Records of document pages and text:
* * * *

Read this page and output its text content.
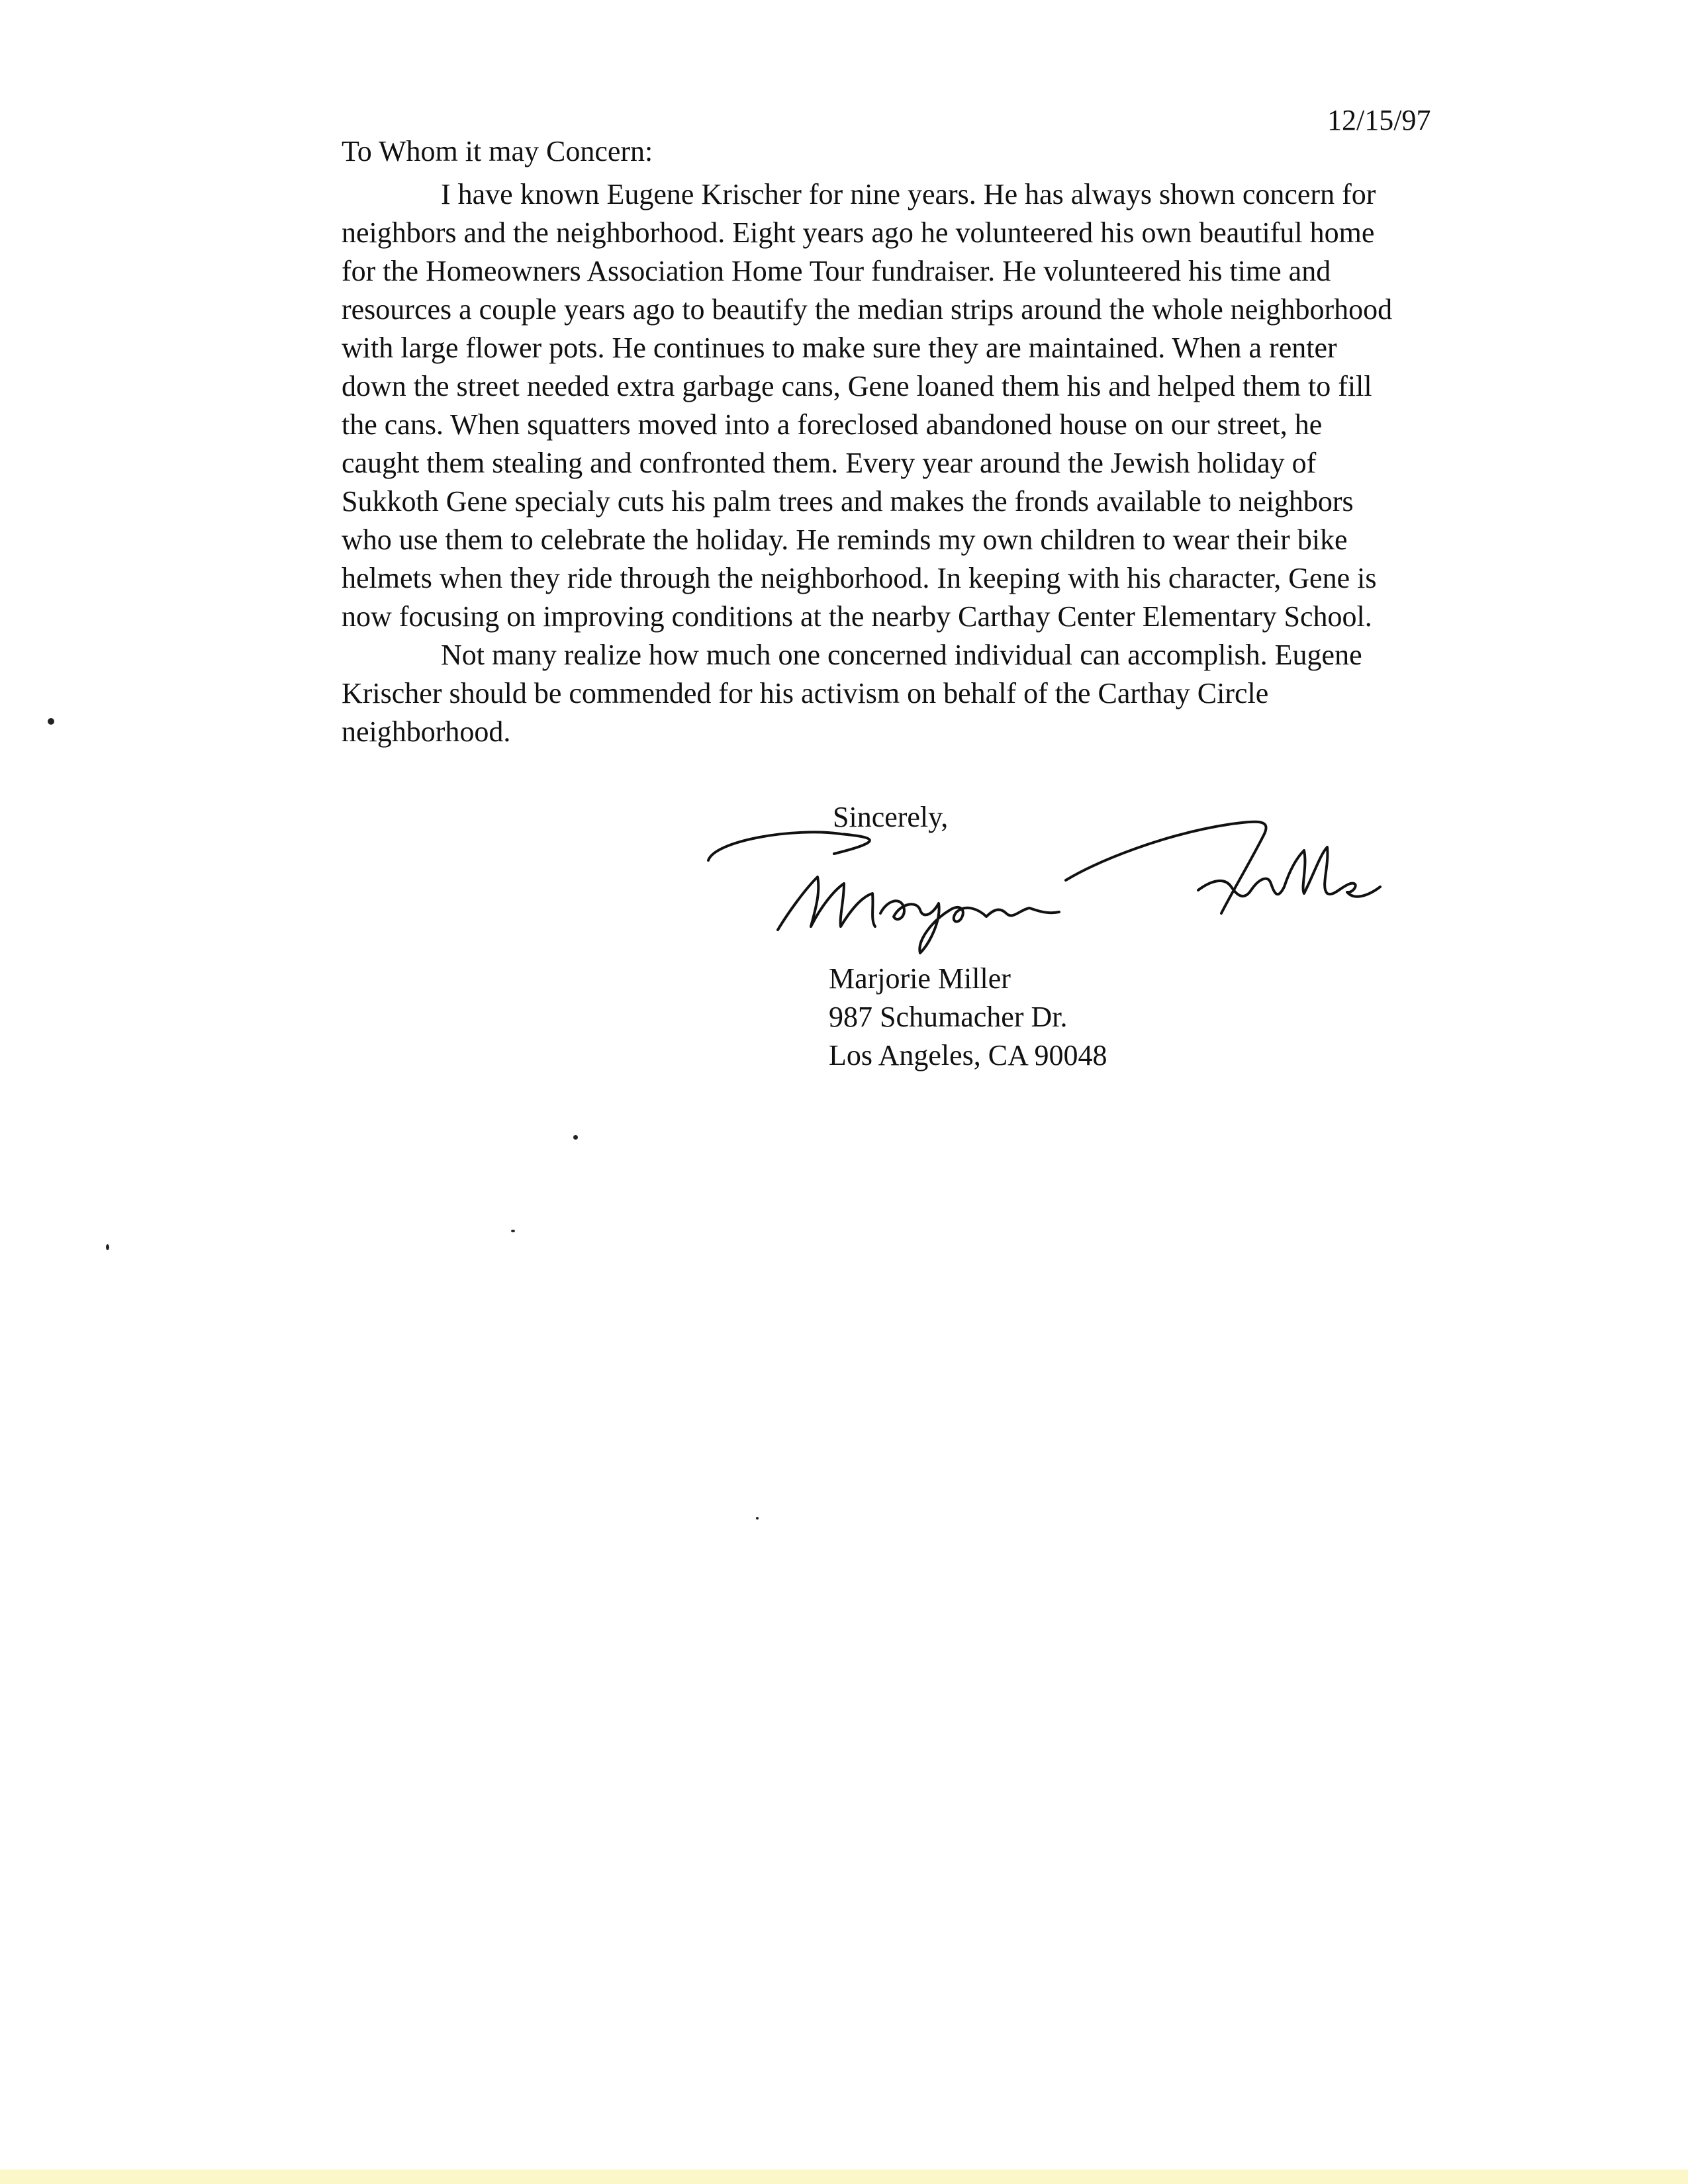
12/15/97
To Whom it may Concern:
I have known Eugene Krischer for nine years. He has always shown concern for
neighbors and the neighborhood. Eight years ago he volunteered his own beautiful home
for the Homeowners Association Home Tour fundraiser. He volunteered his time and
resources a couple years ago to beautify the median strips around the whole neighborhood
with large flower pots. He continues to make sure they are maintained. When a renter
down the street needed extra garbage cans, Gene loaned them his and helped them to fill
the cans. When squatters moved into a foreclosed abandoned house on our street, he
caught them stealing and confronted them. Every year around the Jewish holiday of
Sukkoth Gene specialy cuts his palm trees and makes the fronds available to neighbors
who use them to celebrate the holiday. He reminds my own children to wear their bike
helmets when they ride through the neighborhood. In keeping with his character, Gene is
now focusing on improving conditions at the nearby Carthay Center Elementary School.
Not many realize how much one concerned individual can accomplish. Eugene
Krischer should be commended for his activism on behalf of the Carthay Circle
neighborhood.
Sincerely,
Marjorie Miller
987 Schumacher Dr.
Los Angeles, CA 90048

* * * *

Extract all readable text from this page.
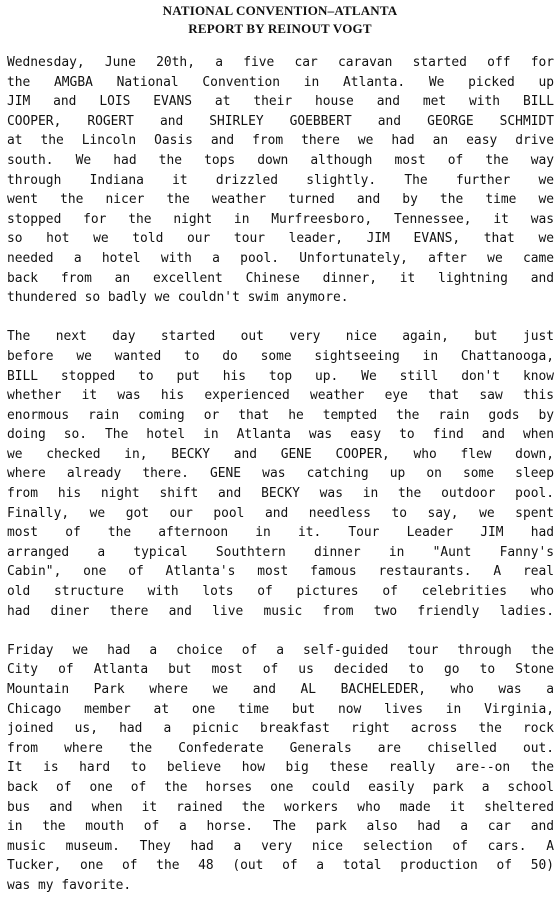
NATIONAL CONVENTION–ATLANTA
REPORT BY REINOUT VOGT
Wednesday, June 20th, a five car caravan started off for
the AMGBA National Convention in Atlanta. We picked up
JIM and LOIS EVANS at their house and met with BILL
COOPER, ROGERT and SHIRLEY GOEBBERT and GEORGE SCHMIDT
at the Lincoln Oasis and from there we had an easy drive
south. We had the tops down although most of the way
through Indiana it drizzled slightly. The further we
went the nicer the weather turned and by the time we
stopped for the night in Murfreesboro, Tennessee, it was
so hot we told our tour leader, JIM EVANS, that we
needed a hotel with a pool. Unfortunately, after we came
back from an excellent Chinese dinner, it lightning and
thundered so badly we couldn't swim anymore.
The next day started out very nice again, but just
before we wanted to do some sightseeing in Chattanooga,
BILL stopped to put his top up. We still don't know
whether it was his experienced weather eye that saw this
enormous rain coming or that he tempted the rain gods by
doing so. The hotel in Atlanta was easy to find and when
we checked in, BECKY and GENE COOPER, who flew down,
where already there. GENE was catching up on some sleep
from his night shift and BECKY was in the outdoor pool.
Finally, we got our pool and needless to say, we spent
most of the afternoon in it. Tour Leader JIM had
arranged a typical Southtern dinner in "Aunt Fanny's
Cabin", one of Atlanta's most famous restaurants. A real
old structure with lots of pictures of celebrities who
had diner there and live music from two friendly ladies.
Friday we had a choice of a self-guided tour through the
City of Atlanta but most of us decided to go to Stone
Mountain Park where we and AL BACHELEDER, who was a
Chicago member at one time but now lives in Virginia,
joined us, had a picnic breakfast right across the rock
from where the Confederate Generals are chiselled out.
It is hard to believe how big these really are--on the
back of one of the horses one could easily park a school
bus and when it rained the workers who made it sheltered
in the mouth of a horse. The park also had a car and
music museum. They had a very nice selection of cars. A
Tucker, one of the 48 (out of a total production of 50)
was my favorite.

* * * *

#### WHAT YOU SHOULD DO
Count the lines in the entries above that include the string "cans", then give only that figure.

#### RESULT OF THIS EXERCISE
2